Objective: How many lines of the data hold the word "Menschen"? State the number and nothing else.

Recorded data:
────

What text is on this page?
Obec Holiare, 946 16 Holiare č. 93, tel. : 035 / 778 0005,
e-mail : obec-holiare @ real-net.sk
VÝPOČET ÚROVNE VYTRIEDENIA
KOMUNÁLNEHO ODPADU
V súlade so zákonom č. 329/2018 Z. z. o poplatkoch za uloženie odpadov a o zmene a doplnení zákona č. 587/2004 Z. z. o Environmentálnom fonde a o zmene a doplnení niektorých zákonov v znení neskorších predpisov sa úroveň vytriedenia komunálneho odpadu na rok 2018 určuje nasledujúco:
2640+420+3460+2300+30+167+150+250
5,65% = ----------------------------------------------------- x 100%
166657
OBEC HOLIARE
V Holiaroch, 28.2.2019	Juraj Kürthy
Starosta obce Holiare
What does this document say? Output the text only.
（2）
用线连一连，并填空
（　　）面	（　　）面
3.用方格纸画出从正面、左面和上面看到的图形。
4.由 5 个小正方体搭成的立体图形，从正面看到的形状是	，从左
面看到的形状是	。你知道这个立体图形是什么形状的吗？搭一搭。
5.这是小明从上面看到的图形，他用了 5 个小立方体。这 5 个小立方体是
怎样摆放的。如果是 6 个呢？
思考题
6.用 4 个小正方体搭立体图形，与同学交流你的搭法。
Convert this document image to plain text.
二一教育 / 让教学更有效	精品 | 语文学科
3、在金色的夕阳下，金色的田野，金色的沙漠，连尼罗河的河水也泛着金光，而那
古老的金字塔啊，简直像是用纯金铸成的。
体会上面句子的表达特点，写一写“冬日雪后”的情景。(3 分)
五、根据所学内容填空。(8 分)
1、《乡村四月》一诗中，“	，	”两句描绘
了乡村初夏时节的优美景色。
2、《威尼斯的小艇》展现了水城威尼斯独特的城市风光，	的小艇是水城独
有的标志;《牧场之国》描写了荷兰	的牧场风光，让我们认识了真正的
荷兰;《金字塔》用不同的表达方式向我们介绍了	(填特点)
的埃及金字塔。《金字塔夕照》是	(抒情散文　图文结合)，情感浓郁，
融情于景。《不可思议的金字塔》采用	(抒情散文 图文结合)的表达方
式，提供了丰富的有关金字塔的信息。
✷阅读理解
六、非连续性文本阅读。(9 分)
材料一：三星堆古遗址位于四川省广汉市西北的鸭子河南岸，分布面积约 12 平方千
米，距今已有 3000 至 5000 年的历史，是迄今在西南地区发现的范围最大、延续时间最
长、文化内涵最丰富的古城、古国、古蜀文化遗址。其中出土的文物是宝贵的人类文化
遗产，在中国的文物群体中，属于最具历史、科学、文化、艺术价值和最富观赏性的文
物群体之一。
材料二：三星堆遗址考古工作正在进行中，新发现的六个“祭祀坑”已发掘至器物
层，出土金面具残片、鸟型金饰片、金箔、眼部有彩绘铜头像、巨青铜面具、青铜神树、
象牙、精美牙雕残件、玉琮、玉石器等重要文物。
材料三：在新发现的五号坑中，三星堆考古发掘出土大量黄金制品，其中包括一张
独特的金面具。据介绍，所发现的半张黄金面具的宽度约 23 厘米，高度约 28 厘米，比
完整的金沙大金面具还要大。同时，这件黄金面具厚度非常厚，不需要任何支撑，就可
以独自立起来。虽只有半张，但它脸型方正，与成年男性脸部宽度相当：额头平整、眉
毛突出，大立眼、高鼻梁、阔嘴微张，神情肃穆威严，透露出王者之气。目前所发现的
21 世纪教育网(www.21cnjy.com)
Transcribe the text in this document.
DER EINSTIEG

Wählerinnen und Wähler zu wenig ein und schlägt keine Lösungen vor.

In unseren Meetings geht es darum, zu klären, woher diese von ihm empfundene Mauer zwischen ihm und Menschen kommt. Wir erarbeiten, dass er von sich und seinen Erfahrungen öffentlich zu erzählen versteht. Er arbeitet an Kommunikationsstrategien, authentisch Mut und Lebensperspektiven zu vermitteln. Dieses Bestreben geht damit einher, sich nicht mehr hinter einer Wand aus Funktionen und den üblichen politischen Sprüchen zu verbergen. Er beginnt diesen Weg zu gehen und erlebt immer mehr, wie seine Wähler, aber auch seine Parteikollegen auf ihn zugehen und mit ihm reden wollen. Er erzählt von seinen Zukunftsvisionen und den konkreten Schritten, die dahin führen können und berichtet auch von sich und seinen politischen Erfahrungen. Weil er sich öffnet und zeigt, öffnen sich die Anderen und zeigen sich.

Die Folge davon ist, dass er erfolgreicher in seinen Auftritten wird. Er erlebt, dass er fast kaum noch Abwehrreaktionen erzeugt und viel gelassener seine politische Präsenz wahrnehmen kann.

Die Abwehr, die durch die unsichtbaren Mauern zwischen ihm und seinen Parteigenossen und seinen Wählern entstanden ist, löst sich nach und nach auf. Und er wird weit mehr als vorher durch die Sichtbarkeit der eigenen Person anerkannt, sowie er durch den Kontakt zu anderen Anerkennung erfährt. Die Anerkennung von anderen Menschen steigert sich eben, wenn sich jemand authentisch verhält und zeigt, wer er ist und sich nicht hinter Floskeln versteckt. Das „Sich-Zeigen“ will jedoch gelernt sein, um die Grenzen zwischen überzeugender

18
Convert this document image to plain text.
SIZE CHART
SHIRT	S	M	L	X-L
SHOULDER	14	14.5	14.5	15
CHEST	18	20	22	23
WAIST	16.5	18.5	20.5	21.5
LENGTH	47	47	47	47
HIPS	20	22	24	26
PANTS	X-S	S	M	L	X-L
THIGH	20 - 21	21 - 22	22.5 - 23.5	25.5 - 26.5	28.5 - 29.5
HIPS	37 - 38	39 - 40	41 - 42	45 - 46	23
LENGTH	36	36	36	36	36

────

Response below: 2